= 提供テキスト =

+===+

がん保険には3ヶ月(90日間)の免責期間があります。その期間が終わるまでの辛抱ですね・・・。

加入日から3ヶ月または90日間経過すると保障が開始となり、これを「責任開始日」と呼びます。

他にもがん保険に登場する用語として「がん診断確定日」というものがあります。

検査や診断で診断確定された日ががん診断確定日を呼ばれます。

ただし、保険会社によっては基準が異なる場合もあるので保険会社に確認しておくのがベストです。このがん診断確定日が免責期間を過ぎていればOKですが、免責期間中だった場合は無効となります。

免責期間中にがんを患ったり、上皮内新生物などのがんの種類によって保険金が支払われないケースがあることはご存知の方もいるかもしれませんが、他にもあります。

1回の給付のみで2回目以降であったり、がん以外の原因で入院したりと給付金の条件に当てはまらないようなケースや告知義務違反があるケースです。告知義務違反は保険会社を騙すつもりはなくても、告知しなくて良いと勝手な自己判断でもあり得ます。

告知義務違反をすると契約も解除になってしまうので気をつけなければいけませんね・・・!
せっかく加入したのに解除になってしまうと悲しいですよね。過去5年ほどの入院歴などは告知義務違反にならないためにもしっかりと覚えておきましょう。

なぜがん保険には免責期間があるのか

がんという病気は初期状態の場合、自覚症状がないので発見されにくいという特徴があります。あるいは病院で診断される前にしこりを見つけたり血便が出たりと異常があって加入するケースも考えられます。こういったがんという病気の仕組みから免責期間が設けられているのです。

保険会社もがんになる可能性が濃厚な人を加入させたくないですよね。
保険会社も悪用されると困るので3ヶ月の被保険者の健康状態を確認する期間を設けているというわけです。保険加入者へ平等に保険金が支払われる仕組みになっています。

+===+

= データ欄 =
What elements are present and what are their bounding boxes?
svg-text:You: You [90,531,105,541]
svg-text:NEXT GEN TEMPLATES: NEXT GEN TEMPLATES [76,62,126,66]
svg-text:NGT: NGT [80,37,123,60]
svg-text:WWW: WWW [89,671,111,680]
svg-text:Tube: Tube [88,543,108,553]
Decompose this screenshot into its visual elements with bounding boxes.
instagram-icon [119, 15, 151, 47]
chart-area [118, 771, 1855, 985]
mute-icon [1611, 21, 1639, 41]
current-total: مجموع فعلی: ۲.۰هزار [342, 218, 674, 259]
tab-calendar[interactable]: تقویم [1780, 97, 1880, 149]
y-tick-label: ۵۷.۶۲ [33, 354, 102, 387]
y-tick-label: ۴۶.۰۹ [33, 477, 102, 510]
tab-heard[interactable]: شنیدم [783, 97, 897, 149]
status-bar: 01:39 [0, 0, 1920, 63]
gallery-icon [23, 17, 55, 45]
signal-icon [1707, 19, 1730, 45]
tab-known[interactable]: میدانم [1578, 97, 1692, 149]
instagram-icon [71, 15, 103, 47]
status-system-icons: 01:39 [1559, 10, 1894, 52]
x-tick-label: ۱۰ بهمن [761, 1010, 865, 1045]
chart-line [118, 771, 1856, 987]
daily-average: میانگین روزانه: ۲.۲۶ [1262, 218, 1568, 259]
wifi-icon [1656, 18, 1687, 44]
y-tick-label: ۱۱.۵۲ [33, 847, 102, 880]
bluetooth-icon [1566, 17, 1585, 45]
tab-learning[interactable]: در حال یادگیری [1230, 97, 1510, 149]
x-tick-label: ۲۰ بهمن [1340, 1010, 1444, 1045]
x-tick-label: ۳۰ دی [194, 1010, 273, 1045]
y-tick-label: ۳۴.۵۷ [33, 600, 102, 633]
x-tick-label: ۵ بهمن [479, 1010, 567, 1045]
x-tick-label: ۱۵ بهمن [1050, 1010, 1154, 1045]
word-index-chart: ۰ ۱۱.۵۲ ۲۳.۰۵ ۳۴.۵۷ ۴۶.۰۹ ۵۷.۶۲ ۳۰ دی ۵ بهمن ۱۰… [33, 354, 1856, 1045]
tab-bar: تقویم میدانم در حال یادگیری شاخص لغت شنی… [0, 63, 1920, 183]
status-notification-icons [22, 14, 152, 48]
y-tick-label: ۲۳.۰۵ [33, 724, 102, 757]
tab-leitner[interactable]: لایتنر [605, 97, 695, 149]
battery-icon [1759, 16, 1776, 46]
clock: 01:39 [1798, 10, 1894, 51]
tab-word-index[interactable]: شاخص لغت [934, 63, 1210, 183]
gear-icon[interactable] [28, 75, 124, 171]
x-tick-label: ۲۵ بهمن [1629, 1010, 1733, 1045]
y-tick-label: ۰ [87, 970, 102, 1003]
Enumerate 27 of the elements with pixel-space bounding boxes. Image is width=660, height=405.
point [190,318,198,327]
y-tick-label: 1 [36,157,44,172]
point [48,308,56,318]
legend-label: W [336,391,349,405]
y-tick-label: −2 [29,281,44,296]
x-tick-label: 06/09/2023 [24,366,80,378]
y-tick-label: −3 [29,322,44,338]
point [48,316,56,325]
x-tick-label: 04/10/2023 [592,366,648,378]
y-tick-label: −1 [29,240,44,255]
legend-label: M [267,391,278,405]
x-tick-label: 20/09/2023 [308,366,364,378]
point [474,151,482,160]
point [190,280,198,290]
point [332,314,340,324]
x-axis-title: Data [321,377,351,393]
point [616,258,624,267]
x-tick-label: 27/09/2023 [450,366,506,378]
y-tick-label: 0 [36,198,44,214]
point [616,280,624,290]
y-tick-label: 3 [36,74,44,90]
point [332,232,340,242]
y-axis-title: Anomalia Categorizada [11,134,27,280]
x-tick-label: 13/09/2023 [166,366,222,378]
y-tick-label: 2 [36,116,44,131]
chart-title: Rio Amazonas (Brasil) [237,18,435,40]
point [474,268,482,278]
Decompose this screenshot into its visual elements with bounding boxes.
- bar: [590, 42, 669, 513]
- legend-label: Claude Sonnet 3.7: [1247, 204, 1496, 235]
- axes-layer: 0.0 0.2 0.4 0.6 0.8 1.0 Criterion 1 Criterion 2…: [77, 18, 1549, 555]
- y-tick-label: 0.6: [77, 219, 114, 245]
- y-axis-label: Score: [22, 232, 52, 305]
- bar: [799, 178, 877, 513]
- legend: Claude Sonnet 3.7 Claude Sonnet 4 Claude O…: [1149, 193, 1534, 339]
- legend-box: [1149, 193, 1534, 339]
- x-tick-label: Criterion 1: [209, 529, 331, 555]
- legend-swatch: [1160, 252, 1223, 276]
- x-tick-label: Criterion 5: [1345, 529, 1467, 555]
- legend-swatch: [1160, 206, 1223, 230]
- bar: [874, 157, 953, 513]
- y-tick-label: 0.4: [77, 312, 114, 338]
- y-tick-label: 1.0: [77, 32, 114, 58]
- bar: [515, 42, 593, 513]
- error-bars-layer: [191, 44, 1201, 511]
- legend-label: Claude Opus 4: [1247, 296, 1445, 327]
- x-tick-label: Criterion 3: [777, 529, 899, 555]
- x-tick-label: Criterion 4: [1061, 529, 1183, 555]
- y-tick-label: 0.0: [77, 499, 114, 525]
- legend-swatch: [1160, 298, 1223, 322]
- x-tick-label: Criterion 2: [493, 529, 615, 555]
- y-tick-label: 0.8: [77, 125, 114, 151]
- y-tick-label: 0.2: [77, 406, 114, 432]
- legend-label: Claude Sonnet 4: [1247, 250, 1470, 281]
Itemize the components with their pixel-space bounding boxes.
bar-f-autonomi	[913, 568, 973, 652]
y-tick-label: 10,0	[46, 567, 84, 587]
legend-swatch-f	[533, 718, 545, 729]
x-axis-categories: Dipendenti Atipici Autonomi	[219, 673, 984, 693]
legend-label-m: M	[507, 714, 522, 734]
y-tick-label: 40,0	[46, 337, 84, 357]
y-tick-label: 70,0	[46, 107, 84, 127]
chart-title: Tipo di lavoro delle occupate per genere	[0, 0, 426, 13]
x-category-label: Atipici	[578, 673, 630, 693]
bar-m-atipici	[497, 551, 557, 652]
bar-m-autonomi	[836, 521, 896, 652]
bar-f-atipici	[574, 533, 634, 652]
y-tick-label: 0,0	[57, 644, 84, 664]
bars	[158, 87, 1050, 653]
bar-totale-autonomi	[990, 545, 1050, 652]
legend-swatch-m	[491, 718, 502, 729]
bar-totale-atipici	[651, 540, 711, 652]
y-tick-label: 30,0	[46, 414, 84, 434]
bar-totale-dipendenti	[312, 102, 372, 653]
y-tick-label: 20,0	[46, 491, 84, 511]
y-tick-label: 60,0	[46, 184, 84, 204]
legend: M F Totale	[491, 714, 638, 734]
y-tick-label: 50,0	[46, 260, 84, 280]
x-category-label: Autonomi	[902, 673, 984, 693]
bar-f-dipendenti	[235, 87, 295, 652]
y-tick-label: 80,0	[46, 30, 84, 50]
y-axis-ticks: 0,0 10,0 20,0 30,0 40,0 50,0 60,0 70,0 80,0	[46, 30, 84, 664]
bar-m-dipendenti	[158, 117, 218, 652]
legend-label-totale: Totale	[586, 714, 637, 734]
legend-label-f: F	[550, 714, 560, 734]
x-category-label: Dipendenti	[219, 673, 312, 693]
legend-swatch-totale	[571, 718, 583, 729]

+===+

= 資料を読む =
- A) がん保険の文章では、「責任開始日」とはどのような日を指していますか。
- B) がん保険の文章で、保険金や給付金が支払われないケースとして挙げられているものをすべて書き出してください。
- C) がん保険の文章によると、がん保険に免責期間が設けられているのはなぜですか。1〜3文で説明してください。
データは本文とは別の資料です。

= 各問の解答 =
- A) 加入日から3ヶ月または90日間が経過し、保障が開始される日です。

- B)
- 免責期間中にがんを患った場合
- 上皮内新生物など、がんの種類によって支払われない場合
- 給付が1回のみで、2回目以降である場合
- がん以外の原因で入院した場合
- 告知義務違反がある場合

- C) がんは初期には自覚症状がなく発見されにくいうえ、診断前にしこりや血便などの異常に気づいてから加入するケースも考えられるためです。保険会社は悪用を防ぐため、3ヶ月間、被保険者の健康状態を確認する期間を設けています。これにより、加入者へ平等に保険金が支払われる仕組みになっています。